**Work to be completed:** Search the listing for "Population" and copy every line where it appears.

--- Start Data to use ---

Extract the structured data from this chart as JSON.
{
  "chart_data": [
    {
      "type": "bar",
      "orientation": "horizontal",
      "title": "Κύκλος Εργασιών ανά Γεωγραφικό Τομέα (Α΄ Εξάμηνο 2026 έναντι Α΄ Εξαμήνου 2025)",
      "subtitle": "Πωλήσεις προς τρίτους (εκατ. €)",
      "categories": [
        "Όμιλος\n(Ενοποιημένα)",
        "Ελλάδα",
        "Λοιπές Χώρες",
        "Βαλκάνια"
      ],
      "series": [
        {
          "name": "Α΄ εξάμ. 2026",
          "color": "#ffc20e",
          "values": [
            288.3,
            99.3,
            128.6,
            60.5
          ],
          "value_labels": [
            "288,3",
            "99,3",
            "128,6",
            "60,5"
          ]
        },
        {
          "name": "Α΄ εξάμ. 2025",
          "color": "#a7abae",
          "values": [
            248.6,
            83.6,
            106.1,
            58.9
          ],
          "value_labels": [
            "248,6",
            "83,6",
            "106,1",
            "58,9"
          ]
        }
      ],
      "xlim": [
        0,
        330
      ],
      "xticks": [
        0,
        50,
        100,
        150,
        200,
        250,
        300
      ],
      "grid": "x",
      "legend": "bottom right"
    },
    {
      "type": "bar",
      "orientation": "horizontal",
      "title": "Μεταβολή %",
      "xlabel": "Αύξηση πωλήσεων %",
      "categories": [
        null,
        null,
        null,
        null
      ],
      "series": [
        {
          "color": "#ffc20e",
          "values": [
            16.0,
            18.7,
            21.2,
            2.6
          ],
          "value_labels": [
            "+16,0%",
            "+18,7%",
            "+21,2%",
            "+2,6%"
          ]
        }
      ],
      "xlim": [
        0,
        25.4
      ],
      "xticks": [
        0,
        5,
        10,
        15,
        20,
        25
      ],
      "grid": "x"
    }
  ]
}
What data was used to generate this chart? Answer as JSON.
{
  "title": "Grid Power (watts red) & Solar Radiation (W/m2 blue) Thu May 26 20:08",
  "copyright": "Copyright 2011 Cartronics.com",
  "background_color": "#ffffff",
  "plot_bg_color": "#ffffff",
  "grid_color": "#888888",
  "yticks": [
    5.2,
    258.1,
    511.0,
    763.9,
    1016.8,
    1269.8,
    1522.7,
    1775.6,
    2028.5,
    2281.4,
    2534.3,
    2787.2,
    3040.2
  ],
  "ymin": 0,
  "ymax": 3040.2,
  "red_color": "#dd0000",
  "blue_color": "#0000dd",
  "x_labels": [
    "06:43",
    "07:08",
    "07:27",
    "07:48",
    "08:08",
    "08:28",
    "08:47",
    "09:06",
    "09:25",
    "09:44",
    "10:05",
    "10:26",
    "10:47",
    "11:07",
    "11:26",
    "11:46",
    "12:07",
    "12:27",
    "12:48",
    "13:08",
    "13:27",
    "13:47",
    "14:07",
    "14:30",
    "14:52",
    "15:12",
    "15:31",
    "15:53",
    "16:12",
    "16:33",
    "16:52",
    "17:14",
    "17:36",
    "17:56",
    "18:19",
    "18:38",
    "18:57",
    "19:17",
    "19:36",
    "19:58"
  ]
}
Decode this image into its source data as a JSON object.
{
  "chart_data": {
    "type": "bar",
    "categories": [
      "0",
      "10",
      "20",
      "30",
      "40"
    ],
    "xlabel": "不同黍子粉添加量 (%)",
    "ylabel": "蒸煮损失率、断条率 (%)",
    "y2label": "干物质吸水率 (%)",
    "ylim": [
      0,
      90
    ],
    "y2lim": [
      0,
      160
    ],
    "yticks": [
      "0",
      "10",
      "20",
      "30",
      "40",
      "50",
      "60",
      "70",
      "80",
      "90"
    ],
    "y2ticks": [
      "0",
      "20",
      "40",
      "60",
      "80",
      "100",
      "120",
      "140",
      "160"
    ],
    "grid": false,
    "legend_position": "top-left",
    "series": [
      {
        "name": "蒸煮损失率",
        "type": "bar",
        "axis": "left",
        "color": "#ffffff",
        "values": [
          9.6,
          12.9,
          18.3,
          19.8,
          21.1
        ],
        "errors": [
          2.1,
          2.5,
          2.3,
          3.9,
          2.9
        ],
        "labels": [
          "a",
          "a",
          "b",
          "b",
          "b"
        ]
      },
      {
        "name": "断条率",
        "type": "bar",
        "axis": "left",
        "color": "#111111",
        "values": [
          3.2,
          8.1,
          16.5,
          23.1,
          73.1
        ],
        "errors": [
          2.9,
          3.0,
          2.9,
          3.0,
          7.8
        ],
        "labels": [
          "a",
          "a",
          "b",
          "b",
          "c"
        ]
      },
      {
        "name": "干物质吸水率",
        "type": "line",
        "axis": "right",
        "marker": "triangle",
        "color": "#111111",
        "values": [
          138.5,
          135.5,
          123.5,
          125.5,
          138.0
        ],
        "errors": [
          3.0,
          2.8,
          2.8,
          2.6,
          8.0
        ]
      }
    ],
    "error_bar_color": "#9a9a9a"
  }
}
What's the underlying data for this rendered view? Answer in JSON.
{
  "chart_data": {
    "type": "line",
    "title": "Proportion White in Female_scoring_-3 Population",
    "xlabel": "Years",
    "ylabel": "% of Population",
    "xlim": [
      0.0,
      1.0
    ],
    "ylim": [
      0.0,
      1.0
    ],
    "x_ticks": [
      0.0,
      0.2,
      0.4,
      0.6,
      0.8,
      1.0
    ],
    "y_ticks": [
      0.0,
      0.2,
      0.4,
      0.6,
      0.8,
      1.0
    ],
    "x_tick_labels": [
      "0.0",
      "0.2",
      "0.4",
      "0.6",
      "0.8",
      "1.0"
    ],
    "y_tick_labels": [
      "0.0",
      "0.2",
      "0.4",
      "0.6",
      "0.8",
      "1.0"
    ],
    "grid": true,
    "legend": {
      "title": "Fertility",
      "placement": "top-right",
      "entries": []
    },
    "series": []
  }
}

--- End Data to use ---

**Exercise result:**
    "title": "Proportion White in Female_scoring_-3 Population",
    "ylabel": "% of Population",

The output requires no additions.